» **TRECHO FORNECIDO**
•••••

Por Gustavo Veiga, enviado especial a La Paz.
Na Bolívia, o poder militar sempre foi exercido com discrição. As forças armadas, corporativas e adaptadas a cada era política, foram e continuam sendo uma ameaça à continuidade democrática. Se a interferência dos EUA ainda é mencionada hoje como um fator desestabilizador, é porque institucionalizou o Plano Condor na década de 1970, esteve por trás do longo período de ditaduras entre 1964 e 1982 e operou contra os governos do MAS liderados por Evo Morales de 2006 a 2019. Seu aluno mais célebre foi o general Hugo Banzer Suárez, treinado na Escola das Américas e ditador do país por quase sete anos, entre 1971 e 1978. Essa sequência inclui a última tentativa fracassada de golpe liderada pelo general Juan José Zúñiga contra o presidente Luis Arce Catacora. É mais um elo. O 39º entre a segunda metade do século XX e até agora no século XXI.
Na sexta-feira, o presidente boliviano contribuiu com uma nova informação para a investigação em andamento sobre os eventos de 26 de junho. Ele declarou em um evento no município de Santibáñez, em Cochabamba: “Não se trata apenas de uma conspiração golpista, mas há interesses em tirar nossa democracia e poder, porque eles querem administrar nossos recursos naturais e querem assumir o controle da reserva talvez mais importante do planeta no momento. Vocês sabem que o lítio boliviano é a maior reserva do mundo.”
À medida que a hipótese de um autogolpe apresentada por Evo – vítima em 2019 de oficiais militares que, segundo Arce, são os mesmos que tentaram destituí-lo do governo – perde força, a ideia de um golpe com objetivos econômicos está tomando forma. Essa hipótese, que o presidente subscreve, não é descartada por um de seus maiores críticos. O ex-ministro da Presidência de Morales, Juan Ramón Quintana. Ele tem formação militar, mas também é sociólogo. Para ele, “a Bolívia pode ser o centro da luta pela América Latina, porque expressa ferozmente a disputa geopolítica na região. Pelo lítio, pelos recursos naturais, pela presença da China e da Rússia”.
Outra pista veio do canal boliviano DTV, quando transmitiu declarações do ex-comandante da Força Aérea Boliviana (FAB), Marcelo Zegarra, preso por sua participação no levante militar. Nelas, Zegarra atribuiu a Zúñiga que, em uma reunião anterior ao golpe com outros militares, ele havia dito que eles tinham “o apoio total da embaixada estadunidense, da embaixada da Líbia, da Comunidade Europeia, da polícia boliviana, dos militares e do pessoal aposentado…”, referindo-se aos militares aposentados. Mas a menção à Líbia não é plausível, pois o país nem sequer tem uma embaixada ou consulado registrado no Ministério das Relações Exteriores.

•••••

» **MATERIAL FORNECIDO**

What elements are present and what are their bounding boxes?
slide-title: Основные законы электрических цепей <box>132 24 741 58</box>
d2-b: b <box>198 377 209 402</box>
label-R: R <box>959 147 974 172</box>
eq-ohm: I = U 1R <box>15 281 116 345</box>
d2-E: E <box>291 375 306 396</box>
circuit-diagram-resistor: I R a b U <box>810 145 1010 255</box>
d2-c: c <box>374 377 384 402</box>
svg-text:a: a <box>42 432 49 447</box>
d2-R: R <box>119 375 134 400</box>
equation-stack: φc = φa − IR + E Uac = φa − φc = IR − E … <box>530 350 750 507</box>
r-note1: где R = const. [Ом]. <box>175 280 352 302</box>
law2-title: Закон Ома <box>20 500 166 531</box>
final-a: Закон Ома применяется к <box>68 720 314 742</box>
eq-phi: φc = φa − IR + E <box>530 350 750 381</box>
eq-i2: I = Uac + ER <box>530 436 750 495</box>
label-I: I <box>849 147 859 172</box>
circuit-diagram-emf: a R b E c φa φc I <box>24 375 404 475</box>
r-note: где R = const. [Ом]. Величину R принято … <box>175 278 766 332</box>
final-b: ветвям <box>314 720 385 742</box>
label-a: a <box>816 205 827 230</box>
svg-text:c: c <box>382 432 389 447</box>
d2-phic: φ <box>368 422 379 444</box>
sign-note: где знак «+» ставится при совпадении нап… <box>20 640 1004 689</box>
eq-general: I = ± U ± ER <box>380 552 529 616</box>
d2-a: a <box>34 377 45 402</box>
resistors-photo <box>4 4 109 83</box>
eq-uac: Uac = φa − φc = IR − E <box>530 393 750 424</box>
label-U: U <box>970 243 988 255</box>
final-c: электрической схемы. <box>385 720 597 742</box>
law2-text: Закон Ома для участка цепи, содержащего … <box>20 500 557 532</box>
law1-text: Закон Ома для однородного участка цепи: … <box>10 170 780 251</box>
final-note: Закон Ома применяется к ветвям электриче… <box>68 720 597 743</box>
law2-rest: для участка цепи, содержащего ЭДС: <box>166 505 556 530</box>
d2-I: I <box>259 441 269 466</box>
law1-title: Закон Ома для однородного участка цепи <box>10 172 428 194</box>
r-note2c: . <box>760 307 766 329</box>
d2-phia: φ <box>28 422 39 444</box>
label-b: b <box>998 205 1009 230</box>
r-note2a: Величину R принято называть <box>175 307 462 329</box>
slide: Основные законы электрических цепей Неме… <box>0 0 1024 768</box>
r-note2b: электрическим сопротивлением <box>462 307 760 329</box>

•••••

» **TAREFAS A CUMPRIR**
(1) Transcreva, sem alterações, o trecho do texto sobre a tentativa de golpe na Bolívia que começa nas palavras "Na Bolívia, o" e termina depois de "no século XXI.".
(2) Reproduza sem mudanças as linhas dos registros, do início até a linha que contém "law1-text: Закон Ома", incluindo-a.

» **RESPOSTAS DO EXERCÍCIO**
(1)
Na Bolívia, o poder militar sempre foi exercido com discrição. As forças armadas, corporativas e adaptadas a cada era política, foram e continuam sendo uma ameaça à continuidade democrática. Se a interferência dos EUA ainda é mencionada hoje como um fator desestabilizador, é porque institucionalizou o Plano Condor na década de 1970, esteve por trás do longo período de ditaduras entre 1964 e 1982 e operou contra os governos do MAS liderados por Evo Morales de 2006 a 2019. Seu aluno mais célebre foi o general Hugo Banzer Suárez, treinado na Escola das Américas e ditador do país por quase sete anos, entre 1971 e 1978. Essa sequência inclui a última tentativa fracassada de golpe liderada pelo general Juan José Zúñiga contra o presidente Luis Arce Catacora. É mais um elo. O 39º entre a segunda metade do século XX e até agora no século XXI.

(2)
What elements are present and what are their bounding boxes?
slide-title: Основные законы электрических цепей <box>132 24 741 58</box>
d2-b: b <box>198 377 209 402</box>
label-R: R <box>959 147 974 172</box>
eq-ohm: I = U 1R <box>15 281 116 345</box>
d2-E: E <box>291 375 306 396</box>
circuit-diagram-resistor: I R a b U <box>810 145 1010 255</box>
d2-c: c <box>374 377 384 402</box>
svg-text:a: a <box>42 432 49 447</box>
d2-R: R <box>119 375 134 400</box>
equation-stack: φc = φa − IR + E Uac = φa − φc = IR − E … <box>530 350 750 507</box>
r-note1: где R = const. [Ом]. <box>175 280 352 302</box>
law2-title: Закон Ома <box>20 500 166 531</box>
final-a: Закон Ома применяется к <box>68 720 314 742</box>
eq-phi: φc = φa − IR + E <box>530 350 750 381</box>
eq-i2: I = Uac + ER <box>530 436 750 495</box>
label-I: I <box>849 147 859 172</box>
circuit-diagram-emf: a R b E c φa φc I <box>24 375 404 475</box>
r-note: где R = const. [Ом]. Величину R принято … <box>175 278 766 332</box>
final-b: ветвям <box>314 720 385 742</box>
label-a: a <box>816 205 827 230</box>
svg-text:c: c <box>382 432 389 447</box>
d2-phic: φ <box>368 422 379 444</box>
sign-note: где знак «+» ставится при совпадении нап… <box>20 640 1004 689</box>
eq-general: I = ± U ± ER <box>380 552 529 616</box>
d2-a: a <box>34 377 45 402</box>
resistors-photo <box>4 4 109 83</box>
eq-uac: Uac = φa − φc = IR − E <box>530 393 750 424</box>
label-U: U <box>970 243 988 255</box>
final-c: электрической схемы. <box>385 720 597 742</box>
law2-text: Закон Ома для участка цепи, содержащего … <box>20 500 557 532</box>
law1-text: Закон Ома для однородного участка цепи: … <box>10 170 780 251</box>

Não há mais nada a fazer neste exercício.